Activity:
Rewrite the part of the SQL guide that begins at the words "-- COALESCE (first" and ends after "historical data (Kimberlite-specific).", putting "Unknown" in place of "No contact".

Passage to read:
########################################
Common Table Expressions (WITH)

Named subqueries for readability (v0.7.0+).

Syntax

WITH cte_name AS (
  SELECT ...
)
SELECT * FROM cte_name;

Examples

Simple CTE:

WITH active_patients AS (
  SELECT * FROM patients WHERE status = 'active'
)
SELECT name, age FROM active_patients
WHERE age > 65;

Multiple CTEs:

WITH
  active_patients AS (
    SELECT * FROM patients WHERE status = 'active'
  ),
  upcoming_appointments AS (
    SELECT * FROM appointments WHERE date > CURRENT_DATE
  )
SELECT p.name, a.date
FROM active_patients p
JOIN upcoming_appointments a ON p.id = a.patient_id;

Recursive CTE (v0.8.0+):

WITH RECURSIVE org_chart AS (
  -- Base case
  SELECT id, name, manager_id, 1 AS level
  FROM employees
  WHERE manager_id IS NULL

  UNION ALL

  -- Recursive case
  SELECT e.id, e.name, e.manager_id, oc.level + 1
  FROM employees e
  JOIN org_chart oc ON e.manager_id = oc.id
)
SELECT * FROM org_chart;

Functions

Built-in functions for data transformation.

String Functions

-- CONCAT
SELECT CONCAT(first_name, ' ', last_name) FROM patients;

-- LENGTH
SELECT name, LENGTH(name) FROM patients;

-- UPPER / LOWER
SELECT UPPER(name) FROM patients;

-- SUBSTRING
SELECT SUBSTRING(name FROM 1 FOR 5) FROM patients;

-- TRIM
SELECT TRIM(name) FROM patients;

Date Functions

-- CURRENT_DATE
SELECT * FROM appointments WHERE date = CURRENT_DATE;

-- EXTRACT
SELECT EXTRACT(YEAR FROM date_of_birth) AS birth_year FROM patients;
SELECT EXTRACT(MONTH FROM date_of_birth) AS birth_month FROM patients;

-- DATE arithmetic
SELECT * FROM appointments WHERE date > CURRENT_DATE + INTERVAL '7 days';

Math Functions

-- ROUND
SELECT ROUND(AVG(age), 2) FROM patients;

-- FLOOR / CEIL
SELECT FLOOR(age / 10) * 10 AS age_bucket FROM patients;

-- ABS
SELECT ABS(balance) FROM accounts;

Conditional Functions

-- CASE
SELECT
  name,
  CASE
    WHEN age < 18 THEN 'Minor'
    WHEN age < 65 THEN 'Adult'
    ELSE 'Senior'
  END AS age_group
FROM patients;

-- COALESCE (first non-null)
SELECT COALESCE(email, phone, 'No contact') FROM patients;

-- NULLIF (return NULL if equal)
SELECT NULLIF(status, '') FROM patients;

Time-Travel Queries

Query historical data (Kimberlite-specific).

AS OF TIMESTAMP

SELECT * FROM patients
AS OF TIMESTAMP '2024-01-15 10:30:00'
WHERE id = 123;

AS OF POSITION

SELECT * FROM patients
AS OF POSITION 1000
WHERE id = 123;

See Time-Travel Queries Recipe.

Performance Tips

1. Use Indexes

-- ✅ Fast (indexed)
SELECT * FROM patients WHERE id = 123;

-- ❌ Slow (not indexed)
########################################
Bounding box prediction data
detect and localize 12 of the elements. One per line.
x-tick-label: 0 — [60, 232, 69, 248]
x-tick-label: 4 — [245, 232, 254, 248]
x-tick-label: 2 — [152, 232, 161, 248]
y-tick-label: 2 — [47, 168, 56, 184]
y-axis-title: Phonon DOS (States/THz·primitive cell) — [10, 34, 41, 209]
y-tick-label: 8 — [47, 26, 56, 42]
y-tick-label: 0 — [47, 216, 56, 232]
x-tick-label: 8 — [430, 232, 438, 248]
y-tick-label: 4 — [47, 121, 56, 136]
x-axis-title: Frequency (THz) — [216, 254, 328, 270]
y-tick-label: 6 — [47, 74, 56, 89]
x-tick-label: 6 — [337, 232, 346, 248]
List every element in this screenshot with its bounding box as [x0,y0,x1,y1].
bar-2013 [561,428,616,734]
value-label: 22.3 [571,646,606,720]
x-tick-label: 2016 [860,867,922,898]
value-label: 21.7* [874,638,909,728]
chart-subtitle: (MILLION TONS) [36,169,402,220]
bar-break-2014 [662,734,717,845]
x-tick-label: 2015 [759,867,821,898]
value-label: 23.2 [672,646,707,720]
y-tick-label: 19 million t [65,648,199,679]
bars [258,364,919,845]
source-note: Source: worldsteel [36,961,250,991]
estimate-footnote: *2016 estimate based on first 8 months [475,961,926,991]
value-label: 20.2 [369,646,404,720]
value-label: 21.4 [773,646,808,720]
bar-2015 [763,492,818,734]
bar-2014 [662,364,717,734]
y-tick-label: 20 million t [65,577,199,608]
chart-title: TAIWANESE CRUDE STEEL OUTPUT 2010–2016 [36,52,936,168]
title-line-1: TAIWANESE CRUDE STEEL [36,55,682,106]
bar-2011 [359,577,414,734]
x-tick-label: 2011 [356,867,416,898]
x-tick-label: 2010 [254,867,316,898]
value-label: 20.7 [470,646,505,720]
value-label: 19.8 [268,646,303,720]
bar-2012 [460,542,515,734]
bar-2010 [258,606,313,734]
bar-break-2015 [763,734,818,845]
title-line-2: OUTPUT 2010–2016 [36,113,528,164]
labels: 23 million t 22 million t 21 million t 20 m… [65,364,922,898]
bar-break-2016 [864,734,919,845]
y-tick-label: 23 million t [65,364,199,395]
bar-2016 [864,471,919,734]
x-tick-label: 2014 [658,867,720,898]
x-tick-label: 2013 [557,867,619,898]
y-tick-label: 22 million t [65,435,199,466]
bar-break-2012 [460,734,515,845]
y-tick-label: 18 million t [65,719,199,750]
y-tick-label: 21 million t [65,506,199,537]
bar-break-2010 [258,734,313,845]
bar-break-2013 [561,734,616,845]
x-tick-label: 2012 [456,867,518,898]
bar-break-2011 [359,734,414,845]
########################################
Completed task:
-- COALESCE (first non-null)
SELECT COALESCE(email, phone, 'Unknown') FROM patients;

-- NULLIF (return NULL if equal)
SELECT NULLIF(status, '') FROM patients;

Time-Travel Queries

Query historical data (Kimberlite-specific).